- Required task -
Transcribe the records that follow. Keep every word exactly, and drop the pictures.

- Records for this exercise -
********************

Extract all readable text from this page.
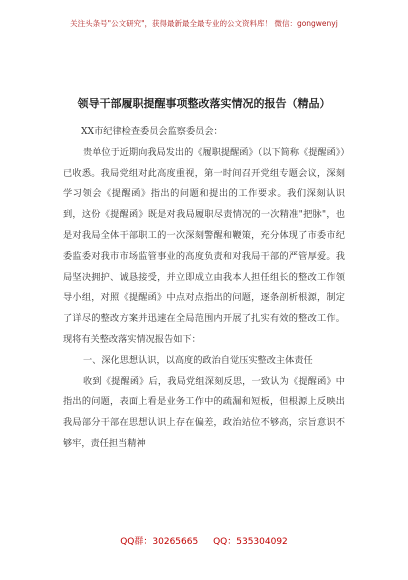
关注头条号"公文研究"，获得最新最全最专业的公文资料库！ 微信：gongwenyj
领导干部履职提醒事项整改落实情况的报告（精品）

XX市纪律检查委员会监察委员会：

贵单位于近期向我局发出的《履职提醒函》（以下简称《提醒函》）已收悉。我局党组对此高度重视，第一时间召开党组专题会议，深刻学习领会《提醒函》指出的问题和提出的工作要求。我们深刻认识到，这份《提醒函》既是对我局履职尽责情况的一次精准"把脉"，也是对我局全体干部职工的一次深刻警醒和鞭策，充分体现了市委市纪委监委对我市市场监管事业的高度负责和对我局干部的严管厚爱。我局坚决拥护、诚恳接受，并立即成立由我本人担任组长的整改工作领导小组，对照《提醒函》中点对点指出的问题，逐条剖析根源，制定了详尽的整改方案并迅速在全局范围内开展了扎实有效的整改工作。现将有关整改落实情况报告如下：

一、深化思想认识，以高度的政治自觉压实整改主体责任

收到《提醒函》后，我局党组深刻反思，一致认为《提醒函》中指出的问题，表面上看是业务工作中的疏漏和短板，但根源上反映出我局部分干部在思想认识上存在偏差，政治站位不够高，宗旨意识不够牢，责任担当精神

QQ群：30265665 QQ：535304092
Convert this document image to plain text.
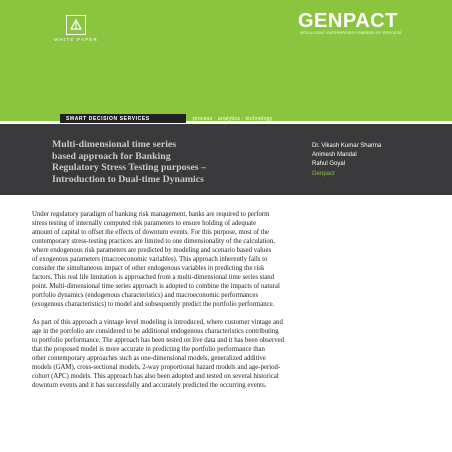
WHITE PAPER
GENPACT
INTELLIGENT ENTERPRISES POWERED BY PROCESS
SMART DECISION SERVICES	process · analytics · technology
Multi-dimensional time series
based approach for Banking
Regulatory Stress Testing purposes –
Introduction to Dual-time Dynamics
Dr. Vikash Kumar Sharma
Animesh Mandal
Rahul Goyal
Genpact

Under regulatory paradigm of banking risk management, banks are required to perform
stress testing of internally computed risk parameters to ensure holding of adequate
amount of capital to offset the effects of downturn events. For this purpose, most of the
contemporary stress-testing practices are limited to one dimensionality of the calculation,
where endogenous risk parameters are predicted by modeling and scenario based values
of exogenous parameters (macroeconomic variables). This approach inherently fails to
consider the simultaneous impact of other endogenous variables in predicting the risk
factors. This real life limitation is approached from a multi-dimensional time series stand
point. Multi-dimensional time series approach is adopted to combine the impacts of natural
portfolio dynamics (endogenous characteristics) and macroeconomic performances
(exogenous characteristics) to model and subsequently predict the portfolio performance.

As part of this approach a vintage level modeling is introduced, where customer vintage and
age in the portfolio are considered to be additional endogenous characteristics contributing
to portfolio performance. The approach has been tested on live data and it has been observed
that the proposed model is more accurate in predicting the portfolio performance than
other contemporary approaches such as one-dimensional models, generalized additive
models (GAM), cross-sectional models, 2-way proportional hazard models and age-period-
cohort (APC) models. This approach has also been adopted and tested on several historical
downturn events and it has successfully and accurately predicted the occurring events.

********************

- Written response -
Extract all readable text from this page.
关注头条号"公文研究"，获得最新最全最专业的公文资料库！ 微信：gongwenyj
领导干部履职提醒事项整改落实情况的报告（精品）

XX市纪律检查委员会监察委员会：

贵单位于近期向我局发出的《履职提醒函》（以下简称《提醒函》）已收悉。我局党组对此高度重视，第一时间召开党组专题会议，深刻学习领会《提醒函》指出的问题和提出的工作要求。我们深刻认识到，这份《提醒函》既是对我局履职尽责情况的一次精准"把脉"，也是对我局全体干部职工的一次深刻警醒和鞭策，充分体现了市委市纪委监委对我市市场监管事业的高度负责和对我局干部的严管厚爱。我局坚决拥护、诚恳接受，并立即成立由我本人担任组长的整改工作领导小组，对照《提醒函》中点对点指出的问题，逐条剖析根源，制定了详尽的整改方案并迅速在全局范围内开展了扎实有效的整改工作。现将有关整改落实情况报告如下：

一、深化思想认识，以高度的政治自觉压实整改主体责任

收到《提醒函》后，我局党组深刻反思，一致认为《提醒函》中指出的问题，表面上看是业务工作中的疏漏和短板，但根源上反映出我局部分干部在思想认识上存在偏差，政治站位不够高，宗旨意识不够牢，责任担当精神

QQ群：30265665 QQ：535304092
Convert this document image to plain text.
WHITE PAPER
GENPACT
INTELLIGENT ENTERPRISES POWERED BY PROCESS
SMART DECISION SERVICES	process · analytics · technology
Multi-dimensional time series
based approach for Banking
Regulatory Stress Testing purposes –
Introduction to Dual-time Dynamics
Dr. Vikash Kumar Sharma
Animesh Mandal
Rahul Goyal
Genpact

Under regulatory paradigm of banking risk management, banks are required to perform
stress testing of internally computed risk parameters to ensure holding of adequate
amount of capital to offset the effects of downturn events. For this purpose, most of the
contemporary stress-testing practices are limited to one dimensionality of the calculation,
where endogenous risk parameters are predicted by modeling and scenario based values
of exogenous parameters (macroeconomic variables). This approach inherently fails to
consider the simultaneous impact of other endogenous variables in predicting the risk
factors. This real life limitation is approached from a multi-dimensional time series stand
point. Multi-dimensional time series approach is adopted to combine the impacts of natural
portfolio dynamics (endogenous characteristics) and macroeconomic performances
(exogenous characteristics) to model and subsequently predict the portfolio performance.

As part of this approach a vintage level modeling is introduced, where customer vintage and
age in the portfolio are considered to be additional endogenous characteristics contributing
to portfolio performance. The approach has been tested on live data and it has been observed
that the proposed model is more accurate in predicting the portfolio performance than
other contemporary approaches such as one-dimensional models, generalized additive
models (GAM), cross-sectional models, 2-way proportional hazard models and age-period-
cohort (APC) models. This approach has also been adopted and tested on several historical
downturn events and it has successfully and accurately predicted the occurring events.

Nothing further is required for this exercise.